* _Given exercise_: Using the listing below, give the number of lines where "threshold" appears, and nothing else.

──────── Given records ────────

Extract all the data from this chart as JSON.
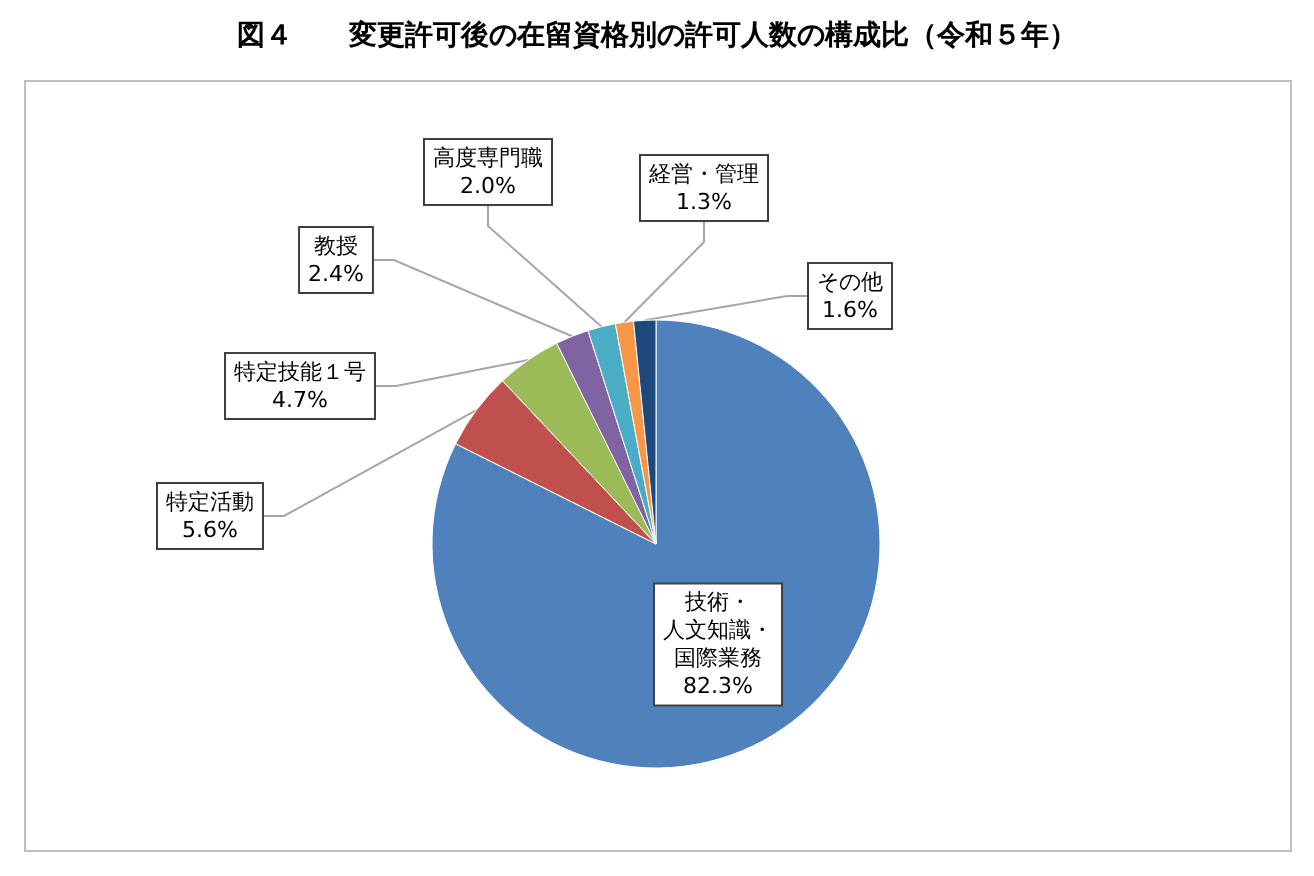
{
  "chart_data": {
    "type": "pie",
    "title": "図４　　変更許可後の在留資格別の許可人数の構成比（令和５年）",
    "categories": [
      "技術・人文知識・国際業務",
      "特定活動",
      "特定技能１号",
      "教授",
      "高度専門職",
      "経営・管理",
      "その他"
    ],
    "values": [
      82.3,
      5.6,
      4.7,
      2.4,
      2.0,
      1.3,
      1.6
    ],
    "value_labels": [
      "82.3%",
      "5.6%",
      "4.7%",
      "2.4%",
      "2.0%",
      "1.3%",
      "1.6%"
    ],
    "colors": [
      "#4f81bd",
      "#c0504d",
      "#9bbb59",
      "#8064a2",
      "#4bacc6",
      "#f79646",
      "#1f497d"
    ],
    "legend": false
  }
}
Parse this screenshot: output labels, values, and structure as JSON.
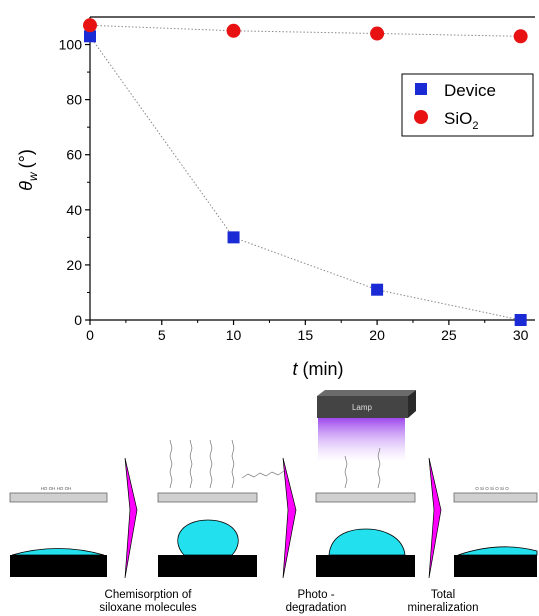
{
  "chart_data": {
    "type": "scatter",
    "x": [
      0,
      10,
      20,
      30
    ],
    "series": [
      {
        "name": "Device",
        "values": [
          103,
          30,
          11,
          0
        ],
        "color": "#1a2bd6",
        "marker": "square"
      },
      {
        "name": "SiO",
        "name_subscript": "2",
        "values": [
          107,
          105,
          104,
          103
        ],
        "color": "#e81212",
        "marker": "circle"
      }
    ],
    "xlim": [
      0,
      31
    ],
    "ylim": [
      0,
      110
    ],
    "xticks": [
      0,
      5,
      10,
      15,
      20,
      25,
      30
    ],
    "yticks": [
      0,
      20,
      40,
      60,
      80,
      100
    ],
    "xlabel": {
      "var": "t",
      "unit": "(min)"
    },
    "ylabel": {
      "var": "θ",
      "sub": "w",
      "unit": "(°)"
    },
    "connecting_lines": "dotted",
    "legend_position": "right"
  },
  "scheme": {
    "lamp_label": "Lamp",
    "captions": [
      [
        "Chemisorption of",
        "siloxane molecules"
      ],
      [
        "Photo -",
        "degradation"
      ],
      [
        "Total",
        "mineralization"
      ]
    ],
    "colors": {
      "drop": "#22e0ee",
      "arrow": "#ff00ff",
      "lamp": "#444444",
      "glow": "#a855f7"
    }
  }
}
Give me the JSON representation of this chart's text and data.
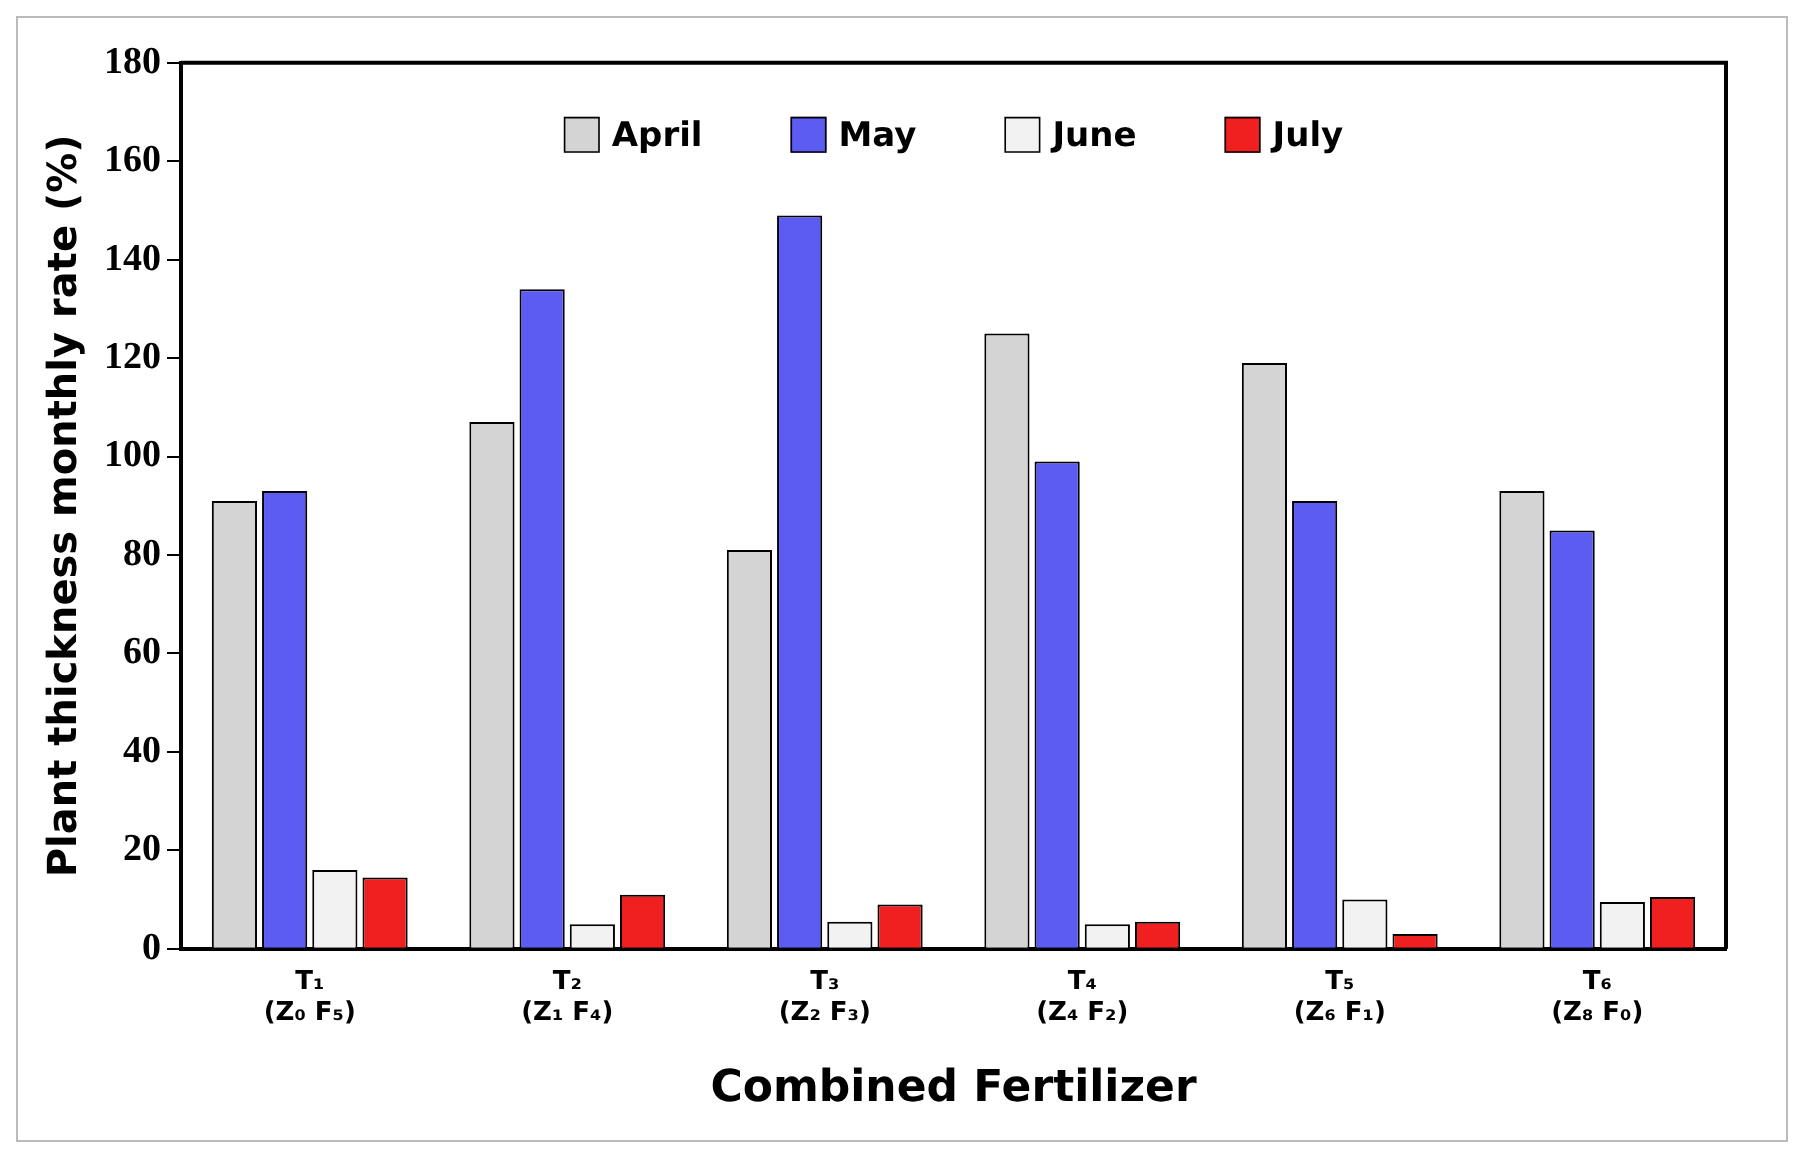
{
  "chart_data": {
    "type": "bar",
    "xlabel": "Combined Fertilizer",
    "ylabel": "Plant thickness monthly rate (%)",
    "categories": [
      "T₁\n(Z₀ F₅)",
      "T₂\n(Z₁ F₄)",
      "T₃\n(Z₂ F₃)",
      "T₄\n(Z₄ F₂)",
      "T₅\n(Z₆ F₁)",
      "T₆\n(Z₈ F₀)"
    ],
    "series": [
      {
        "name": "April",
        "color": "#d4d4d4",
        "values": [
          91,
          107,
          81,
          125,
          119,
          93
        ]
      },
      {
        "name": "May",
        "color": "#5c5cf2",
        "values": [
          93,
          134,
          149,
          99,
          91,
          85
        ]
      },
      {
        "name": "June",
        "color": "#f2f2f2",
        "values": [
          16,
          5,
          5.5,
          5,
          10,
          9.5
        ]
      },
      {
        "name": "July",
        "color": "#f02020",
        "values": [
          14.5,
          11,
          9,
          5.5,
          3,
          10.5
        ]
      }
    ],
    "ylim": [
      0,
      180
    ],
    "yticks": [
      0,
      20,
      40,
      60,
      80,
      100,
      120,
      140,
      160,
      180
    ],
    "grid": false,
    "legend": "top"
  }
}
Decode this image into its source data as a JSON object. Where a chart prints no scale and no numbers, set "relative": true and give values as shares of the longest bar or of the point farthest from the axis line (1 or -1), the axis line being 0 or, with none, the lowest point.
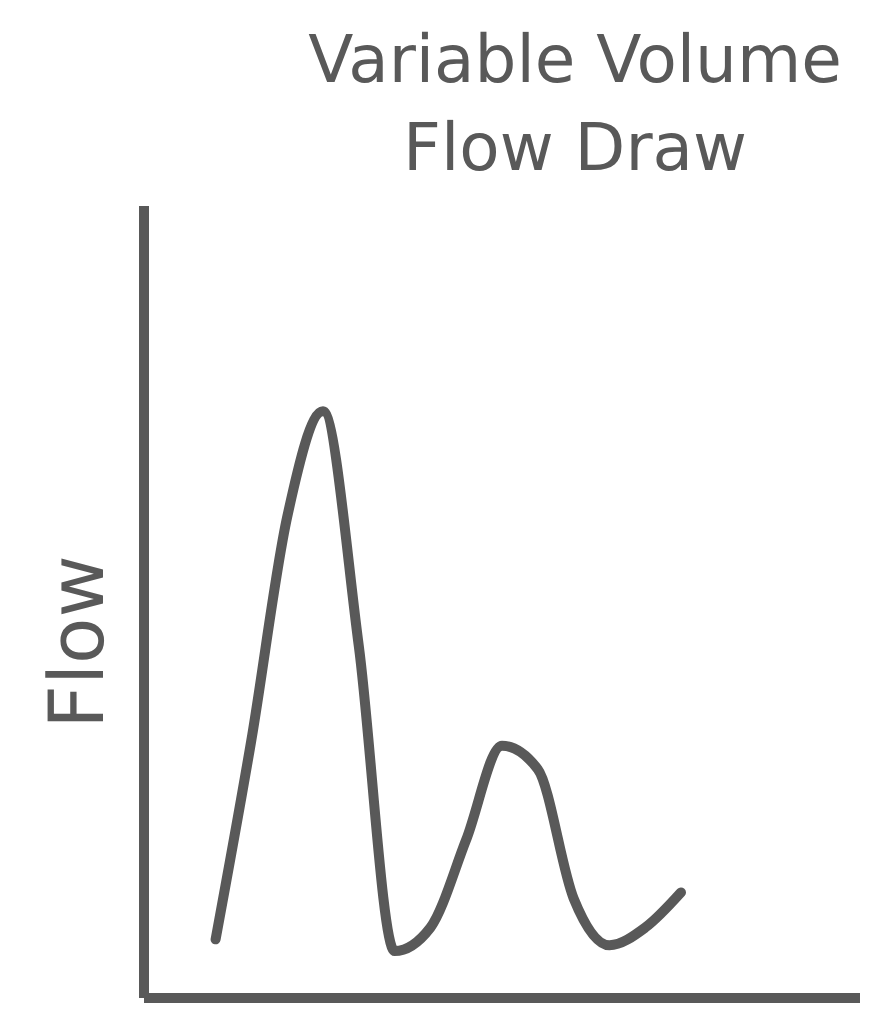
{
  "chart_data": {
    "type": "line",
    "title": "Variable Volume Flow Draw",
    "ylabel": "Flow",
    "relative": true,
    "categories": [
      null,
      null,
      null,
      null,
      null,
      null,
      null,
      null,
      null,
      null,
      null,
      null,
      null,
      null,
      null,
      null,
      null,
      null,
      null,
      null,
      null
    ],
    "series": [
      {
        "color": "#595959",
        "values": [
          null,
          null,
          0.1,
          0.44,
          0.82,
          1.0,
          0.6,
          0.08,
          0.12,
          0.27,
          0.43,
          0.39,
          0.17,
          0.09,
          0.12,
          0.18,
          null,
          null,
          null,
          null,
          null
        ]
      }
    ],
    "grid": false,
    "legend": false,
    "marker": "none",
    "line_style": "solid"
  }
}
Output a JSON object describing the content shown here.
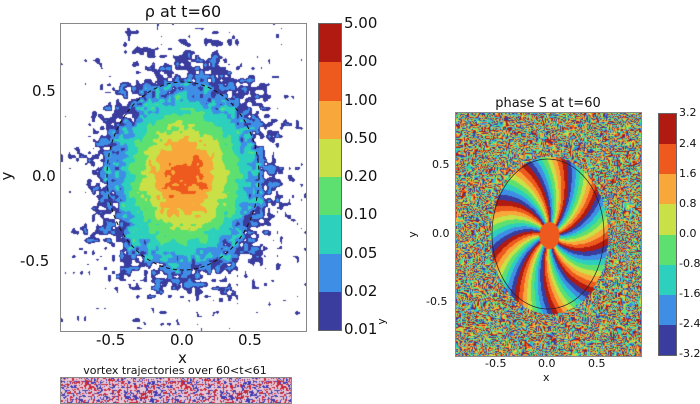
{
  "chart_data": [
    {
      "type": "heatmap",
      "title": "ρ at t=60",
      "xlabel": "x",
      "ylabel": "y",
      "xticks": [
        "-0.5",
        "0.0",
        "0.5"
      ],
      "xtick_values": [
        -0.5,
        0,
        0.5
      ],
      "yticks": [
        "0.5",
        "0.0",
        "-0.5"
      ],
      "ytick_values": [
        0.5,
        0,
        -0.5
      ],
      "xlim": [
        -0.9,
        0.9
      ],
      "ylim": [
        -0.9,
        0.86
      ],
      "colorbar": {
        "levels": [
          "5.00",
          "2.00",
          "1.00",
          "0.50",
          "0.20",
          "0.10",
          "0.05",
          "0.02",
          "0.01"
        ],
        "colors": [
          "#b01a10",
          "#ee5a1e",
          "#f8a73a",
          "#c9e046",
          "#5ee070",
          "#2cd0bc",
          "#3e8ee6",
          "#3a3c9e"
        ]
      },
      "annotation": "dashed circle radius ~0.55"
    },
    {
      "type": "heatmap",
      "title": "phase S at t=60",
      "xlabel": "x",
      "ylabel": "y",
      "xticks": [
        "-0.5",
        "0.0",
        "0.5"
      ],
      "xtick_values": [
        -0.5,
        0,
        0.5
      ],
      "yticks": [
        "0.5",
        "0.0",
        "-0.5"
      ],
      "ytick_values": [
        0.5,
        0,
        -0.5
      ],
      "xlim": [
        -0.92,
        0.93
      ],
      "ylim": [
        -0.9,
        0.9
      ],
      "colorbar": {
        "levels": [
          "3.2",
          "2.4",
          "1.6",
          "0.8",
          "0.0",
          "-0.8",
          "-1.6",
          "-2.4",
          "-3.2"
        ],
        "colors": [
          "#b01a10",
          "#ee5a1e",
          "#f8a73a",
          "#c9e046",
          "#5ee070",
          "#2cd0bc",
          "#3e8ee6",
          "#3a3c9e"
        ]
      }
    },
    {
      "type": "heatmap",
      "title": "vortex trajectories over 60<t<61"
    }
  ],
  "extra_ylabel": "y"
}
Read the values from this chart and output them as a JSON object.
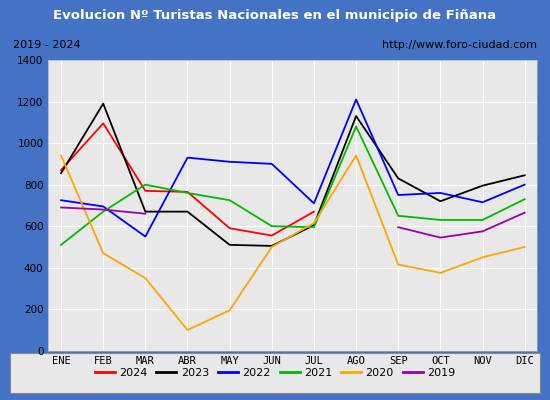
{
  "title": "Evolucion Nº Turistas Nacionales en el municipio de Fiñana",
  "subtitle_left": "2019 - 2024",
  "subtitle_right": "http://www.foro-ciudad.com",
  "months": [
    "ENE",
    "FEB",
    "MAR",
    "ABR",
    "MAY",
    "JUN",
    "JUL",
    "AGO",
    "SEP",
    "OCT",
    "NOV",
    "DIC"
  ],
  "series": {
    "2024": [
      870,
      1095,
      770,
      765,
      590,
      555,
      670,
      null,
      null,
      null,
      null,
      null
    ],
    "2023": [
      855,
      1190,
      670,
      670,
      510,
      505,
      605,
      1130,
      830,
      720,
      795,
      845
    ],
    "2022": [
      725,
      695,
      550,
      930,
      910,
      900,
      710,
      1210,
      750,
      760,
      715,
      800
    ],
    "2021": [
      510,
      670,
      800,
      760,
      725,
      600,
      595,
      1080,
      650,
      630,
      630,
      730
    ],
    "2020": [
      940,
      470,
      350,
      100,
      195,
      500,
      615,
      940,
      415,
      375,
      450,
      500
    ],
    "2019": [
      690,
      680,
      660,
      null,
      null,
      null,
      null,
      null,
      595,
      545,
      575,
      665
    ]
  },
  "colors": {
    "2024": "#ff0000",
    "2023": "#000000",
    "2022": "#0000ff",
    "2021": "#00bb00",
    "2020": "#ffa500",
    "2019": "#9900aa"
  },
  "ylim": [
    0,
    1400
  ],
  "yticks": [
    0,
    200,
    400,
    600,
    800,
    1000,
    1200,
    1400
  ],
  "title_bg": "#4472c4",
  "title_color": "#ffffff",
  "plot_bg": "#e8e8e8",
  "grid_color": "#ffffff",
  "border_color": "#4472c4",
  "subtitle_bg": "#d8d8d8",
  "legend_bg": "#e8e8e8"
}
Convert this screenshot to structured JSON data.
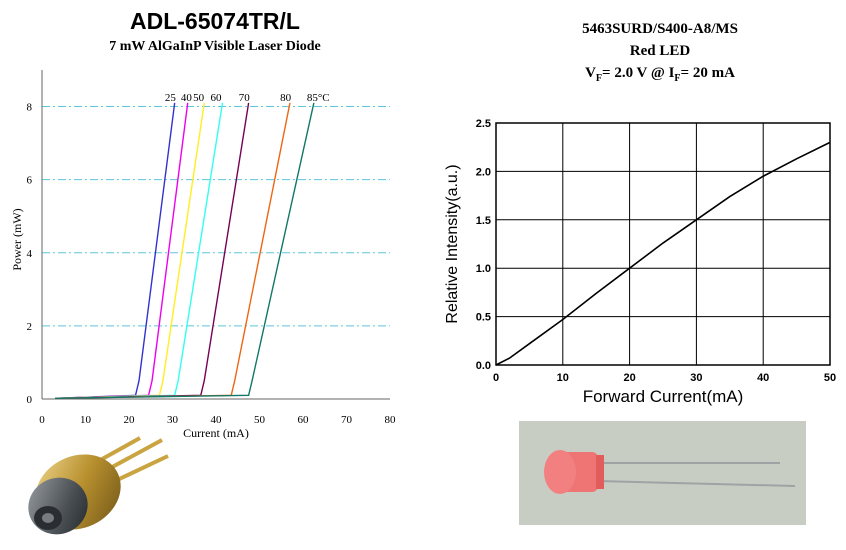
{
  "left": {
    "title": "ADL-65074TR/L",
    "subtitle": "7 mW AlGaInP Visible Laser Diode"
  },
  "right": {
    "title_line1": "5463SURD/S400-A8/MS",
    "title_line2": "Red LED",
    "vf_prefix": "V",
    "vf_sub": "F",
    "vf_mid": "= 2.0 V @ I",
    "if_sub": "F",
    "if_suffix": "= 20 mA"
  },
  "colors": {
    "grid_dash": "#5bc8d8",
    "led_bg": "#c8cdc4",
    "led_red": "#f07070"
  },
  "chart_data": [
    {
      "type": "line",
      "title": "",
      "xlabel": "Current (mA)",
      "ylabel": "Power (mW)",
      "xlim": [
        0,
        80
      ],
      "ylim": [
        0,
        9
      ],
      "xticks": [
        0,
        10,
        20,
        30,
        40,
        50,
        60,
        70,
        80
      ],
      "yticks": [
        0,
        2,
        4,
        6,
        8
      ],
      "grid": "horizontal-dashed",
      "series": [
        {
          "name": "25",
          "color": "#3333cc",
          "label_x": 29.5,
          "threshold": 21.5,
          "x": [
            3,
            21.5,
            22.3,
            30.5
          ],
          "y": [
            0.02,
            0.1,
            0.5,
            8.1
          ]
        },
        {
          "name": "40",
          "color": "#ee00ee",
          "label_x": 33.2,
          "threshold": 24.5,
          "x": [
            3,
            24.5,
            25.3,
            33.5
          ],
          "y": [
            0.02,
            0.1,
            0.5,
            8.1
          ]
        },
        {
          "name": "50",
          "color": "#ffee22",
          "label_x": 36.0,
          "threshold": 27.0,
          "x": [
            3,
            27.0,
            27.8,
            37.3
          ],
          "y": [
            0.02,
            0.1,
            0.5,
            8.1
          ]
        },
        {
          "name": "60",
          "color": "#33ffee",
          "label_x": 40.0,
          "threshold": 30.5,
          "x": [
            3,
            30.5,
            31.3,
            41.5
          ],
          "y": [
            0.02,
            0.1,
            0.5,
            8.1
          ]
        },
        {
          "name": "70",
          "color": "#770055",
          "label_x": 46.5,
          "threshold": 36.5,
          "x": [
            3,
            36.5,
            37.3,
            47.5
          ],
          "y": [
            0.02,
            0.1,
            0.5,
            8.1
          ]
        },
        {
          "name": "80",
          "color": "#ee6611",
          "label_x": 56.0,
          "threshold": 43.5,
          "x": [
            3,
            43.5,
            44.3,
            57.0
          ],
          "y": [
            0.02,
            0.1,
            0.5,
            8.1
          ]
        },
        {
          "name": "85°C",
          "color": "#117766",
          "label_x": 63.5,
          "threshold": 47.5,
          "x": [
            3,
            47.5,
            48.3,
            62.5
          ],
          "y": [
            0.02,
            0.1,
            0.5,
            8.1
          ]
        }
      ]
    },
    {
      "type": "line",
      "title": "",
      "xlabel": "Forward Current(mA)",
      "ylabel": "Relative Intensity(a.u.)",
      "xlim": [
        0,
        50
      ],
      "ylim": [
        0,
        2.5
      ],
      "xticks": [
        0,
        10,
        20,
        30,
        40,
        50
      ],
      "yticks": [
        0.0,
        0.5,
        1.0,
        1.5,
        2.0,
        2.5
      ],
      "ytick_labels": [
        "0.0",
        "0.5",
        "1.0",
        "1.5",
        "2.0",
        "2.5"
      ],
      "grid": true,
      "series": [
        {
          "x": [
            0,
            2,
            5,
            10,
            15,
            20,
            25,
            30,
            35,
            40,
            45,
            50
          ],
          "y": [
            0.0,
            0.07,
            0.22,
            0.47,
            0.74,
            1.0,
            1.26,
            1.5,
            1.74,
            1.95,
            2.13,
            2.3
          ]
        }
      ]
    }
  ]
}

────────

* _Exercise result_: 7